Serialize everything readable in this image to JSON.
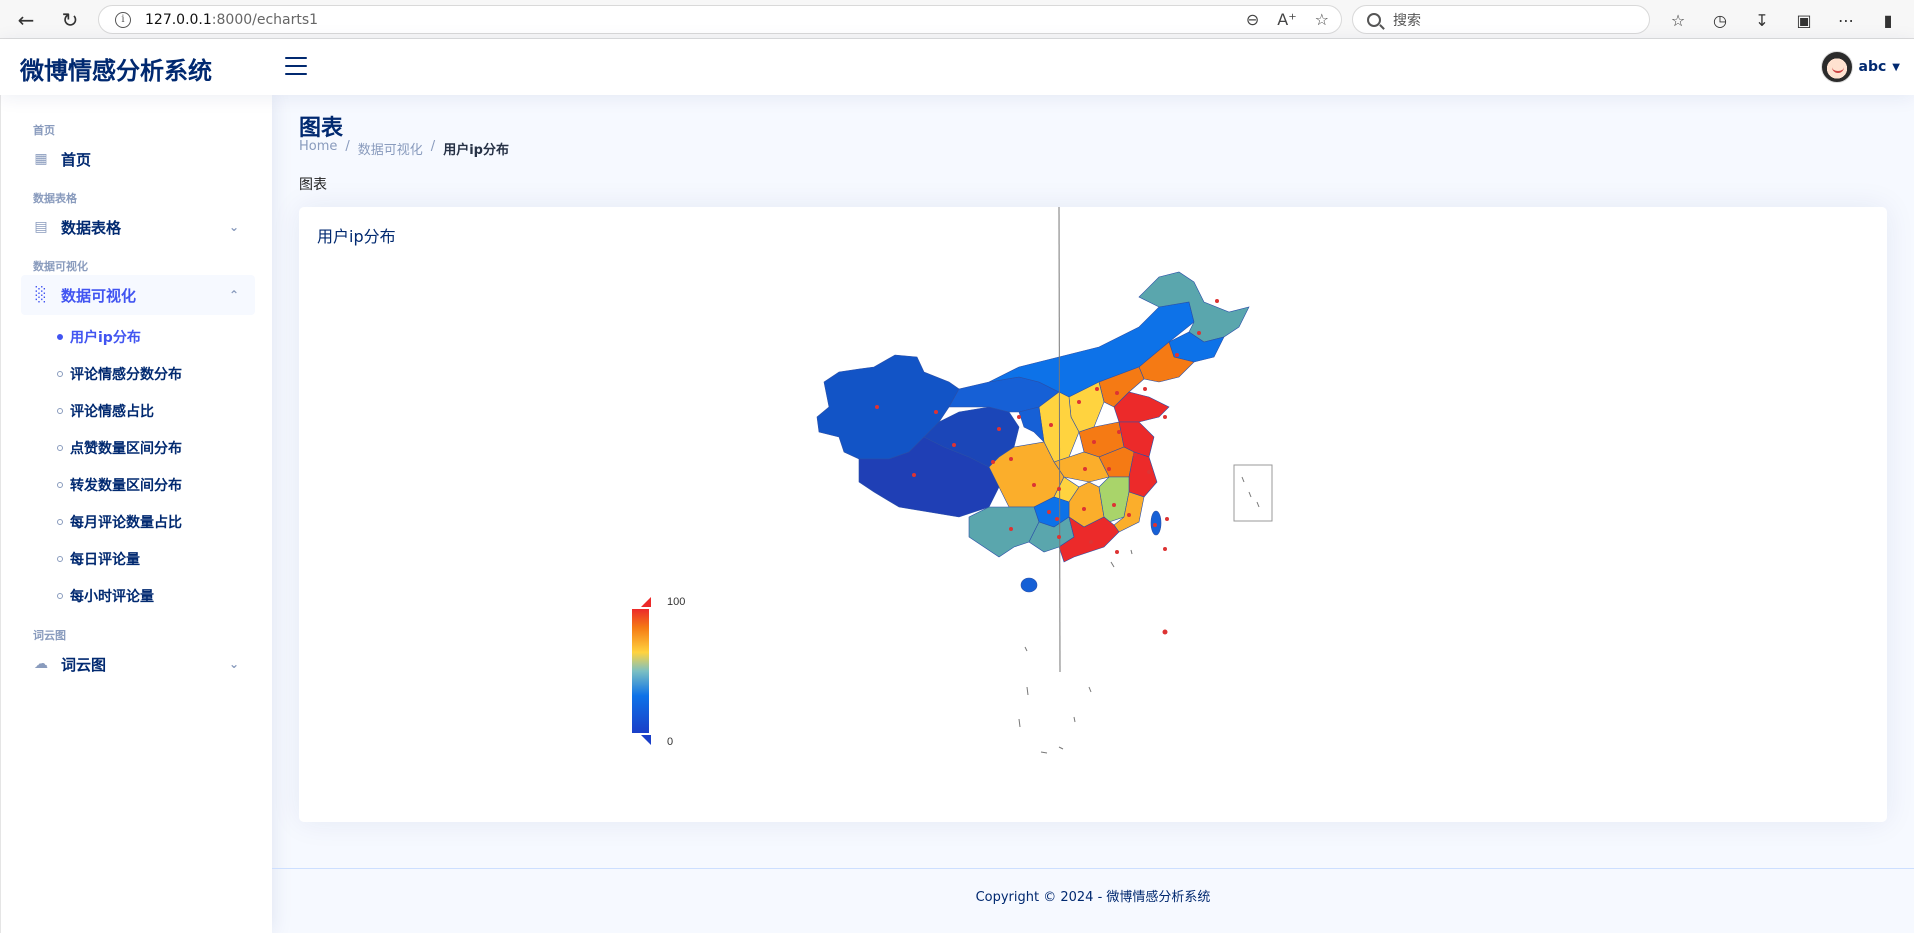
{
  "browser": {
    "url_host": "127.0.0.1",
    "url_path": ":8000/echarts1",
    "search_placeholder": "搜索"
  },
  "header": {
    "logo": "微博情感分析系统",
    "user_name": "abc"
  },
  "sidebar": {
    "sections": [
      {
        "heading": "首页",
        "item": "首页",
        "icon": "grid-icon"
      },
      {
        "heading": "数据表格",
        "item": "数据表格",
        "icon": "table-icon"
      },
      {
        "heading": "数据可视化",
        "item": "数据可视化",
        "icon": "bar-chart-icon"
      },
      {
        "heading": "词云图",
        "item": "词云图",
        "icon": "cloud-icon"
      }
    ],
    "sub_items": [
      "用户ip分布",
      "评论情感分数分布",
      "评论情感占比",
      "点赞数量区间分布",
      "转发数量区间分布",
      "每月评论数量占比",
      "每日评论量",
      "每小时评论量"
    ]
  },
  "main": {
    "title": "图表",
    "breadcrumb": [
      "Home",
      "数据可视化",
      "用户ip分布"
    ],
    "subtitle": "图表",
    "card_title": "用户ip分布"
  },
  "chart_data": {
    "type": "map",
    "visual_map": {
      "min": 0,
      "max": 100,
      "min_label": "0",
      "max_label": "100"
    },
    "colors": [
      "#1f3fb5",
      "#0d72e8",
      "#5aa6ad",
      "#ffd33f",
      "#fbae2b",
      "#f57a14",
      "#ec2a2a"
    ]
  },
  "footer": {
    "text": "Copyright © 2024 - 微博情感分析系统"
  }
}
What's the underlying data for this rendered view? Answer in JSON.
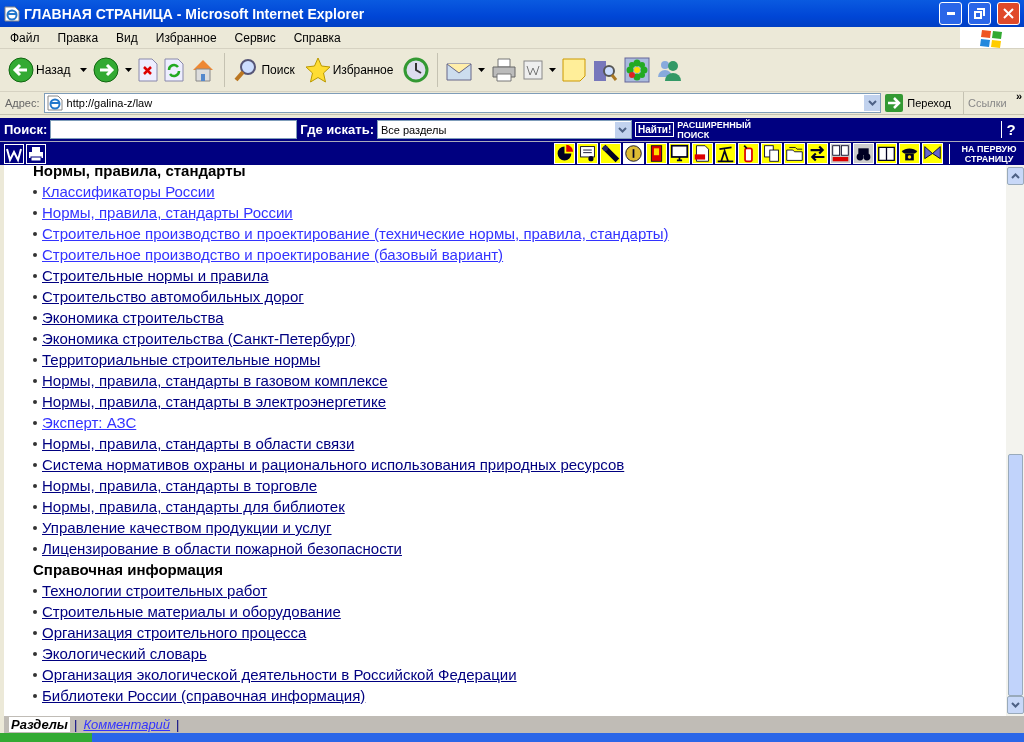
{
  "window": {
    "title": "ГЛАВНАЯ СТРАНИЦА - Microsoft Internet Explorer"
  },
  "menu": [
    "Файл",
    "Правка",
    "Вид",
    "Избранное",
    "Сервис",
    "Справка"
  ],
  "toolbar": {
    "back": "Назад",
    "search": "Поиск",
    "favorites": "Избранное"
  },
  "address_bar": {
    "label": "Адрес:",
    "url": "http://galina-z/law",
    "go": "Переход",
    "links": "Ссылки",
    "more": "»"
  },
  "site_search": {
    "label": "Поиск:",
    "where_label": "Где искать:",
    "where_value": "Все разделы",
    "find_button": "Найти!",
    "advanced": "РАСШИРЕННЫЙ ПОИСК",
    "help": "?",
    "home_link": "НА ПЕРВУЮ СТРАНИЦУ"
  },
  "sections": [
    {
      "title": "Нормы, правила, стандарты",
      "links": [
        {
          "text": "Классификаторы России",
          "visited": false
        },
        {
          "text": "Нормы, правила, стандарты России",
          "visited": false
        },
        {
          "text": "Строительное производство и проектирование (технические нормы, правила, стандарты)",
          "visited": false
        },
        {
          "text": "Строительное производство и проектирование (базовый вариант)",
          "visited": false
        },
        {
          "text": "Строительные нормы и правила",
          "visited": true
        },
        {
          "text": "Строительство автомобильных дорог",
          "visited": true
        },
        {
          "text": "Экономика строительства",
          "visited": true
        },
        {
          "text": "Экономика строительства (Санкт-Петербург)",
          "visited": true
        },
        {
          "text": "Территориальные строительные нормы",
          "visited": true
        },
        {
          "text": "Нормы, правила, стандарты в газовом комплексе",
          "visited": true
        },
        {
          "text": "Нормы, правила, стандарты в электроэнергетике",
          "visited": true
        },
        {
          "text": "Эксперт: АЗС",
          "visited": false
        },
        {
          "text": "Нормы, правила, стандарты в области связи",
          "visited": true
        },
        {
          "text": "Система нормативов охраны и рационального использования природных ресурсов",
          "visited": true
        },
        {
          "text": "Нормы, правила, стандарты в торговле",
          "visited": true
        },
        {
          "text": "Нормы, правила, стандарты для библиотек",
          "visited": true
        },
        {
          "text": "Управление качеством продукции и услуг",
          "visited": true
        },
        {
          "text": "Лицензирование в области пожарной безопасности",
          "visited": true
        }
      ]
    },
    {
      "title": "Справочная информация",
      "links": [
        {
          "text": "Технологии строительных работ",
          "visited": true
        },
        {
          "text": "Строительные материалы и оборудование",
          "visited": true
        },
        {
          "text": "Организация строительного процесса",
          "visited": true
        },
        {
          "text": "Экологический словарь",
          "visited": true
        },
        {
          "text": "Организация экологической деятельности в Российской Федерации",
          "visited": true
        },
        {
          "text": "Библиотеки России (справочная информация)",
          "visited": true
        }
      ]
    }
  ],
  "bottom_tabs": [
    {
      "label": "Разделы",
      "selected": true
    },
    {
      "label": "Комментарий",
      "selected": false
    }
  ],
  "bottom_tab_separators": [
    "|",
    "|"
  ]
}
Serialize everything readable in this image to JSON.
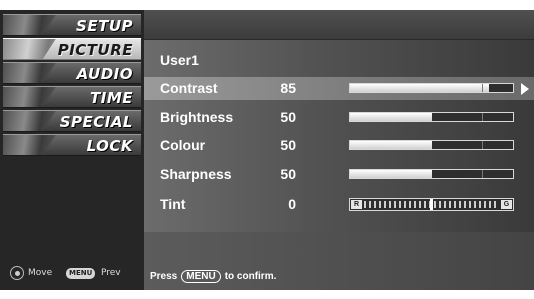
{
  "sidebar": {
    "items": [
      {
        "label": "SETUP",
        "active": false,
        "icon": "setup-icon"
      },
      {
        "label": "PICTURE",
        "active": true,
        "icon": "picture-icon"
      },
      {
        "label": "AUDIO",
        "active": false,
        "icon": "audio-icon"
      },
      {
        "label": "TIME",
        "active": false,
        "icon": "time-icon"
      },
      {
        "label": "SPECIAL",
        "active": false,
        "icon": "special-icon"
      },
      {
        "label": "LOCK",
        "active": false,
        "icon": "lock-icon"
      }
    ],
    "footer": {
      "move_label": "Move",
      "menu_key": "MENU",
      "prev_label": "Prev",
      "move_icon": "dpad-icon"
    }
  },
  "panel": {
    "title": "User1",
    "rows": [
      {
        "label": "Contrast",
        "value": "85",
        "level": 0.85,
        "selected": true
      },
      {
        "label": "Brightness",
        "value": "50",
        "level": 0.5,
        "selected": false
      },
      {
        "label": "Colour",
        "value": "50",
        "level": 0.5,
        "selected": false
      },
      {
        "label": "Sharpness",
        "value": "50",
        "level": 0.5,
        "selected": false
      }
    ],
    "tint": {
      "label": "Tint",
      "value": "0",
      "left_end": "R",
      "right_end": "G"
    },
    "footer": {
      "press": "Press",
      "menu_key": "MENU",
      "confirm": "to confirm."
    }
  },
  "colors": {
    "sidebar_bg": "#262626",
    "panel_bg": "#525252",
    "selected_row": "#8c8c8c",
    "text": "#ffffff"
  }
}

------------------------------------------------

The pictures in the entries should be left out; output everything else exactly.

* _Reply_
Serialize everything readable in this image to JSON.
{
  "browser": {
    "url_host": "127.0.0.1",
    "url_path": ":8000/echarts1",
    "search_placeholder": "搜索"
  },
  "header": {
    "logo": "微博情感分析系统",
    "user_name": "abc"
  },
  "sidebar": {
    "sections": [
      {
        "heading": "首页",
        "item": "首页",
        "icon": "grid-icon"
      },
      {
        "heading": "数据表格",
        "item": "数据表格",
        "icon": "table-icon"
      },
      {
        "heading": "数据可视化",
        "item": "数据可视化",
        "icon": "bar-chart-icon"
      },
      {
        "heading": "词云图",
        "item": "词云图",
        "icon": "cloud-icon"
      }
    ],
    "sub_items": [
      "用户ip分布",
      "评论情感分数分布",
      "评论情感占比",
      "点赞数量区间分布",
      "转发数量区间分布",
      "每月评论数量占比",
      "每日评论量",
      "每小时评论量"
    ]
  },
  "main": {
    "title": "图表",
    "breadcrumb": [
      "Home",
      "数据可视化",
      "用户ip分布"
    ],
    "subtitle": "图表",
    "card_title": "用户ip分布"
  },
  "chart_data": {
    "type": "map",
    "visual_map": {
      "min": 0,
      "max": 100,
      "min_label": "0",
      "max_label": "100"
    },
    "colors": [
      "#1f3fb5",
      "#0d72e8",
      "#5aa6ad",
      "#ffd33f",
      "#fbae2b",
      "#f57a14",
      "#ec2a2a"
    ]
  },
  "footer": {
    "text": "Copyright © 2024 - 微博情感分析系统"
  }
}
What's the underlying data for this rendered view? Answer in JSON.
{
  "window": {
    "title": "ГЛАВНАЯ СТРАНИЦА - Microsoft Internet Explorer"
  },
  "menu": [
    "Файл",
    "Правка",
    "Вид",
    "Избранное",
    "Сервис",
    "Справка"
  ],
  "toolbar": {
    "back": "Назад",
    "search": "Поиск",
    "favorites": "Избранное"
  },
  "address_bar": {
    "label": "Адрес:",
    "url": "http://galina-z/law",
    "go": "Переход",
    "links": "Ссылки",
    "more": "»"
  },
  "site_search": {
    "label": "Поиск:",
    "where_label": "Где искать:",
    "where_value": "Все разделы",
    "find_button": "Найти!",
    "advanced": "РАСШИРЕННЫЙ ПОИСК",
    "help": "?",
    "home_link": "НА ПЕРВУЮ СТРАНИЦУ"
  },
  "sections": [
    {
      "title": "Нормы, правила, стандарты",
      "links": [
        {
          "text": "Классификаторы России",
          "visited": false
        },
        {
          "text": "Нормы, правила, стандарты России",
          "visited": false
        },
        {
          "text": "Строительное производство и проектирование (технические нормы, правила, стандарты)",
          "visited": false
        },
        {
          "text": "Строительное производство и проектирование (базовый вариант)",
          "visited": false
        },
        {
          "text": "Строительные нормы и правила",
          "visited": true
        },
        {
          "text": "Строительство автомобильных дорог",
          "visited": true
        },
        {
          "text": "Экономика строительства",
          "visited": true
        },
        {
          "text": "Экономика строительства (Санкт-Петербург)",
          "visited": true
        },
        {
          "text": "Территориальные строительные нормы",
          "visited": true
        },
        {
          "text": "Нормы, правила, стандарты в газовом комплексе",
          "visited": true
        },
        {
          "text": "Нормы, правила, стандарты в электроэнергетике",
          "visited": true
        },
        {
          "text": "Эксперт: АЗС",
          "visited": false
        },
        {
          "text": "Нормы, правила, стандарты в области связи",
          "visited": true
        },
        {
          "text": "Система нормативов охраны и рационального использования природных ресурсов",
          "visited": true
        },
        {
          "text": "Нормы, правила, стандарты в торговле",
          "visited": true
        },
        {
          "text": "Нормы, правила, стандарты для библиотек",
          "visited": true
        },
        {
          "text": "Управление качеством продукции и услуг",
          "visited": true
        },
        {
          "text": "Лицензирование в области пожарной безопасности",
          "visited": true
        }
      ]
    },
    {
      "title": "Справочная информация",
      "links": [
        {
          "text": "Технологии строительных работ",
          "visited": true
        },
        {
          "text": "Строительные материалы и оборудование",
          "visited": true
        },
        {
          "text": "Организация строительного процесса",
          "visited": true
        },
        {
          "text": "Экологический словарь",
          "visited": true
        },
        {
          "text": "Организация экологической деятельности в Российской Федерации",
          "visited": true
        },
        {
          "text": "Библиотеки России (справочная информация)",
          "visited": true
        }
      ]
    }
  ],
  "bottom_tabs": [
    {
      "label": "Разделы",
      "selected": true
    },
    {
      "label": "Комментарий",
      "selected": false
    }
  ],
  "bottom_tab_separators": [
    "|",
    "|"
  ]
}
Serialize everything readable in this image to JSON.
{
  "sidebar": {
    "items": [
      {
        "label": "SETUP",
        "active": false,
        "icon": "setup-icon"
      },
      {
        "label": "PICTURE",
        "active": true,
        "icon": "picture-icon"
      },
      {
        "label": "AUDIO",
        "active": false,
        "icon": "audio-icon"
      },
      {
        "label": "TIME",
        "active": false,
        "icon": "time-icon"
      },
      {
        "label": "SPECIAL",
        "active": false,
        "icon": "special-icon"
      },
      {
        "label": "LOCK",
        "active": false,
        "icon": "lock-icon"
      }
    ],
    "footer": {
      "move_label": "Move",
      "menu_key": "MENU",
      "prev_label": "Prev",
      "move_icon": "dpad-icon"
    }
  },
  "panel": {
    "title": "User1",
    "rows": [
      {
        "label": "Contrast",
        "value": "85",
        "level": 0.85,
        "selected": true
      },
      {
        "label": "Brightness",
        "value": "50",
        "level": 0.5,
        "selected": false
      },
      {
        "label": "Colour",
        "value": "50",
        "level": 0.5,
        "selected": false
      },
      {
        "label": "Sharpness",
        "value": "50",
        "level": 0.5,
        "selected": false
      }
    ],
    "tint": {
      "label": "Tint",
      "value": "0",
      "left_end": "R",
      "right_end": "G"
    },
    "footer": {
      "press": "Press",
      "menu_key": "MENU",
      "confirm": "to confirm."
    }
  },
  "colors": {
    "sidebar_bg": "#262626",
    "panel_bg": "#525252",
    "selected_row": "#8c8c8c",
    "text": "#ffffff"
  }
}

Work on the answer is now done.